#### PROBLEM REQUIREMENTS
Return every line below in which "curve" appears.

-- Start SUPPLIED MATERIAL --

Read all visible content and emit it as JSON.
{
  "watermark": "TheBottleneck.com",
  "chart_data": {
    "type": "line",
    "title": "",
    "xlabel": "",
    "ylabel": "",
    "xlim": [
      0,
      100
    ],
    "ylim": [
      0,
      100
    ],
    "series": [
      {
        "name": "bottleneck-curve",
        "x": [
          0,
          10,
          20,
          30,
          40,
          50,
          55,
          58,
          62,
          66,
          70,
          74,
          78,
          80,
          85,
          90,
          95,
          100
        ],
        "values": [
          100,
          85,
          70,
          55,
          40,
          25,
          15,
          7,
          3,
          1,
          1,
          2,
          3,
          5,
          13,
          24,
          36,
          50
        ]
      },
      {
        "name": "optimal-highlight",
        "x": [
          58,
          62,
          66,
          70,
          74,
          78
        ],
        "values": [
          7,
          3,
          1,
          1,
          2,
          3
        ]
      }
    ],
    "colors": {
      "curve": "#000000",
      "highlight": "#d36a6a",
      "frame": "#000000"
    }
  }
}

-- End SUPPLIED MATERIAL --

#### EXERCISE OUTPUT
        "name": "bottleneck-curve",
      "curve": "#000000",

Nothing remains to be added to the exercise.